>> begin Given data

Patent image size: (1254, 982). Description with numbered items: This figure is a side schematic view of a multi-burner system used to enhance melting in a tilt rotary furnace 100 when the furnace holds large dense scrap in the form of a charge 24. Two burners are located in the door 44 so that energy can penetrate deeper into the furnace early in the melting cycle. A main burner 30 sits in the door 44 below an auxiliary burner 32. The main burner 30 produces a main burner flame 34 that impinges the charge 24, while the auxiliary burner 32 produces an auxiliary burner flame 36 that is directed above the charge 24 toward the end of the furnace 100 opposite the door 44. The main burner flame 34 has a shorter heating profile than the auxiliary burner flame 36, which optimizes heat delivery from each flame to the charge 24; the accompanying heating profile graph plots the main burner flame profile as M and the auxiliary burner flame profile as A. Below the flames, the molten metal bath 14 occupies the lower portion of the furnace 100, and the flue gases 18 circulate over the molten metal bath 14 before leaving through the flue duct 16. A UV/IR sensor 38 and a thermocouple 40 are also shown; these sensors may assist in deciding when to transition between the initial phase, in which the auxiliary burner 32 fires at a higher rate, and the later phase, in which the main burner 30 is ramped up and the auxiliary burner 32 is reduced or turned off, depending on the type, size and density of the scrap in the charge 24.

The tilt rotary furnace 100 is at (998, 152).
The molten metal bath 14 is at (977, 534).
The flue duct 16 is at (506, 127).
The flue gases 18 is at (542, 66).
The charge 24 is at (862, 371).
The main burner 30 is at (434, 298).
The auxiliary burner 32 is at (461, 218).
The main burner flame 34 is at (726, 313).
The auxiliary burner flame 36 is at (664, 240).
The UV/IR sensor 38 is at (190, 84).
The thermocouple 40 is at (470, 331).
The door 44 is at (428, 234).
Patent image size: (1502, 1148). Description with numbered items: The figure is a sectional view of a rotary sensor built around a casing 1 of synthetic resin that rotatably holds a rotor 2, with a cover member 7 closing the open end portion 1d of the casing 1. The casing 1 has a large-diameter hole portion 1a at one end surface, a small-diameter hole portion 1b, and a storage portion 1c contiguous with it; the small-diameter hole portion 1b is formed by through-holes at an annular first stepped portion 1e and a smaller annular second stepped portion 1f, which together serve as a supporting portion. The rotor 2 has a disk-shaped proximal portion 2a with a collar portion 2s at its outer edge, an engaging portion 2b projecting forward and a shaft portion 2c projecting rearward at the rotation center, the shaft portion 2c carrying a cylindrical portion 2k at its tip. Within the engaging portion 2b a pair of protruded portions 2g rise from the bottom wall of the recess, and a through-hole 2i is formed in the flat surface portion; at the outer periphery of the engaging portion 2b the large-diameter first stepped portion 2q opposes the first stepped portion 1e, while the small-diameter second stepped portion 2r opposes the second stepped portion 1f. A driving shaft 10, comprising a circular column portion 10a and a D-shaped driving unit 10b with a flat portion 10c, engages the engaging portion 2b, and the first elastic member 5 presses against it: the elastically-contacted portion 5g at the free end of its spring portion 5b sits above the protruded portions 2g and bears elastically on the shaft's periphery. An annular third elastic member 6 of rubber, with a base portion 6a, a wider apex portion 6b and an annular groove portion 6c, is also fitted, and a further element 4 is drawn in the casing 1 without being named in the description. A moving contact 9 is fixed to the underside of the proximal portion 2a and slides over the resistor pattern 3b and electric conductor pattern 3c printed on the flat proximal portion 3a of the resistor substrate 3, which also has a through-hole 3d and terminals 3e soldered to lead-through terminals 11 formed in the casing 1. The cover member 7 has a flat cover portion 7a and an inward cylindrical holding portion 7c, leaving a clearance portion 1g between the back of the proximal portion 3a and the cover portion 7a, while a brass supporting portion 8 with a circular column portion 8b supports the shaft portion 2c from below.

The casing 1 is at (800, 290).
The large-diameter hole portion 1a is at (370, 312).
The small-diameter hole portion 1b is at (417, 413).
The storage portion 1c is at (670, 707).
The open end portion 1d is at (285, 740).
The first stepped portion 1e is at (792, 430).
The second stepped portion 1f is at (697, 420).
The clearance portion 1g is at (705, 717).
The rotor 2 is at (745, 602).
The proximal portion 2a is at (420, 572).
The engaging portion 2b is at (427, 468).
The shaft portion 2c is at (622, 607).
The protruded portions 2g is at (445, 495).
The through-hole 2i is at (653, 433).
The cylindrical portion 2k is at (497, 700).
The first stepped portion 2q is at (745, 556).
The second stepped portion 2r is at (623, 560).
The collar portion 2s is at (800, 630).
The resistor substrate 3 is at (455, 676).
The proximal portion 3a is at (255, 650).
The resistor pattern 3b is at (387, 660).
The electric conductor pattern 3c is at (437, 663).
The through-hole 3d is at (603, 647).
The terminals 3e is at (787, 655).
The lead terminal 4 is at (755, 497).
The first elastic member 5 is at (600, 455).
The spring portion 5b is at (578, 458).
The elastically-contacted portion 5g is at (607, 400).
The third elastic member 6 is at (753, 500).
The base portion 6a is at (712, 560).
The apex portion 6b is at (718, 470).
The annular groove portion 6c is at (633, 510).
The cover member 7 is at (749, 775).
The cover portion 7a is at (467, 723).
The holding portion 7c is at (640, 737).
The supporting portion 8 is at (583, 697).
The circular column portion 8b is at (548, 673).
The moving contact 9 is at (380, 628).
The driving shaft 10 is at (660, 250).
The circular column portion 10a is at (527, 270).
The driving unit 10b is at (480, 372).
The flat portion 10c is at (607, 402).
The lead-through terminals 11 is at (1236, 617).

>> end Given data

§ **The task**: Reproduce every line of the material above without changing anything.

§ **Full solution**:
Patent image size: (1254, 982). Description with numbered items: This figure is a side schematic view of a multi-burner system used to enhance melting in a tilt rotary furnace 100 when the furnace holds large dense scrap in the form of a charge 24. Two burners are located in the door 44 so that energy can penetrate deeper into the furnace early in the melting cycle. A main burner 30 sits in the door 44 below an auxiliary burner 32. The main burner 30 produces a main burner flame 34 that impinges the charge 24, while the auxiliary burner 32 produces an auxiliary burner flame 36 that is directed above the charge 24 toward the end of the furnace 100 opposite the door 44. The main burner flame 34 has a shorter heating profile than the auxiliary burner flame 36, which optimizes heat delivery from each flame to the charge 24; the accompanying heating profile graph plots the main burner flame profile as M and the auxiliary burner flame profile as A. Below the flames, the molten metal bath 14 occupies the lower portion of the furnace 100, and the flue gases 18 circulate over the molten metal bath 14 before leaving through the flue duct 16. A UV/IR sensor 38 and a thermocouple 40 are also shown; these sensors may assist in deciding when to transition between the initial phase, in which the auxiliary burner 32 fires at a higher rate, and the later phase, in which the main burner 30 is ramped up and the auxiliary burner 32 is reduced or turned off, depending on the type, size and density of the scrap in the charge 24.

The tilt rotary furnace 100 is at (998, 152).
The molten metal bath 14 is at (977, 534).
The flue duct 16 is at (506, 127).
The flue gases 18 is at (542, 66).
The charge 24 is at (862, 371).
The main burner 30 is at (434, 298).
The auxiliary burner 32 is at (461, 218).
The main burner flame 34 is at (726, 313).
The auxiliary burner flame 36 is at (664, 240).
The UV/IR sensor 38 is at (190, 84).
The thermocouple 40 is at (470, 331).
The door 44 is at (428, 234).
Patent image size: (1502, 1148). Description with numbered items: The figure is a sectional view of a rotary sensor built around a casing 1 of synthetic resin that rotatably holds a rotor 2, with a cover member 7 closing the open end portion 1d of the casing 1. The casing 1 has a large-diameter hole portion 1a at one end surface, a small-diameter hole portion 1b, and a storage portion 1c contiguous with it; the small-diameter hole portion 1b is formed by through-holes at an annular first stepped portion 1e and a smaller annular second stepped portion 1f, which together serve as a supporting portion. The rotor 2 has a disk-shaped proximal portion 2a with a collar portion 2s at its outer edge, an engaging portion 2b projecting forward and a shaft portion 2c projecting rearward at the rotation center, the shaft portion 2c carrying a cylindrical portion 2k at its tip. Within the engaging portion 2b a pair of protruded portions 2g rise from the bottom wall of the recess, and a through-hole 2i is formed in the flat surface portion; at the outer periphery of the engaging portion 2b the large-diameter first stepped portion 2q opposes the first stepped portion 1e, while the small-diameter second stepped portion 2r opposes the second stepped portion 1f. A driving shaft 10, comprising a circular column portion 10a and a D-shaped driving unit 10b with a flat portion 10c, engages the engaging portion 2b, and the first elastic member 5 presses against it: the elastically-contacted portion 5g at the free end of its spring portion 5b sits above the protruded portions 2g and bears elastically on the shaft's periphery. An annular third elastic member 6 of rubber, with a base portion 6a, a wider apex portion 6b and an annular groove portion 6c, is also fitted, and a further element 4 is drawn in the casing 1 without being named in the description. A moving contact 9 is fixed to the underside of the proximal portion 2a and slides over the resistor pattern 3b and electric conductor pattern 3c printed on the flat proximal portion 3a of the resistor substrate 3, which also has a through-hole 3d and terminals 3e soldered to lead-through terminals 11 formed in the casing 1. The cover member 7 has a flat cover portion 7a and an inward cylindrical holding portion 7c, leaving a clearance portion 1g between the back of the proximal portion 3a and the cover portion 7a, while a brass supporting portion 8 with a circular column portion 8b supports the shaft portion 2c from below.

The casing 1 is at (800, 290).
The large-diameter hole portion 1a is at (370, 312).
The small-diameter hole portion 1b is at (417, 413).
The storage portion 1c is at (670, 707).
The open end portion 1d is at (285, 740).
The first stepped portion 1e is at (792, 430).
The second stepped portion 1f is at (697, 420).
The clearance portion 1g is at (705, 717).
The rotor 2 is at (745, 602).
The proximal portion 2a is at (420, 572).
The engaging portion 2b is at (427, 468).
The shaft portion 2c is at (622, 607).
The protruded portions 2g is at (445, 495).
The through-hole 2i is at (653, 433).
The cylindrical portion 2k is at (497, 700).
The first stepped portion 2q is at (745, 556).
The second stepped portion 2r is at (623, 560).
The collar portion 2s is at (800, 630).
The resistor substrate 3 is at (455, 676).
The proximal portion 3a is at (255, 650).
The resistor pattern 3b is at (387, 660).
The electric conductor pattern 3c is at (437, 663).
The through-hole 3d is at (603, 647).
The terminals 3e is at (787, 655).
The lead terminal 4 is at (755, 497).
The first elastic member 5 is at (600, 455).
The spring portion 5b is at (578, 458).
The elastically-contacted portion 5g is at (607, 400).
The third elastic member 6 is at (753, 500).
The base portion 6a is at (712, 560).
The apex portion 6b is at (718, 470).
The annular groove portion 6c is at (633, 510).
The cover member 7 is at (749, 775).
The cover portion 7a is at (467, 723).
The holding portion 7c is at (640, 737).
The supporting portion 8 is at (583, 697).
The circular column portion 8b is at (548, 673).
The moving contact 9 is at (380, 628).
The driving shaft 10 is at (660, 250).
The circular column portion 10a is at (527, 270).
The driving unit 10b is at (480, 372).
The flat portion 10c is at (607, 402).
The lead-through terminals 11 is at (1236, 617).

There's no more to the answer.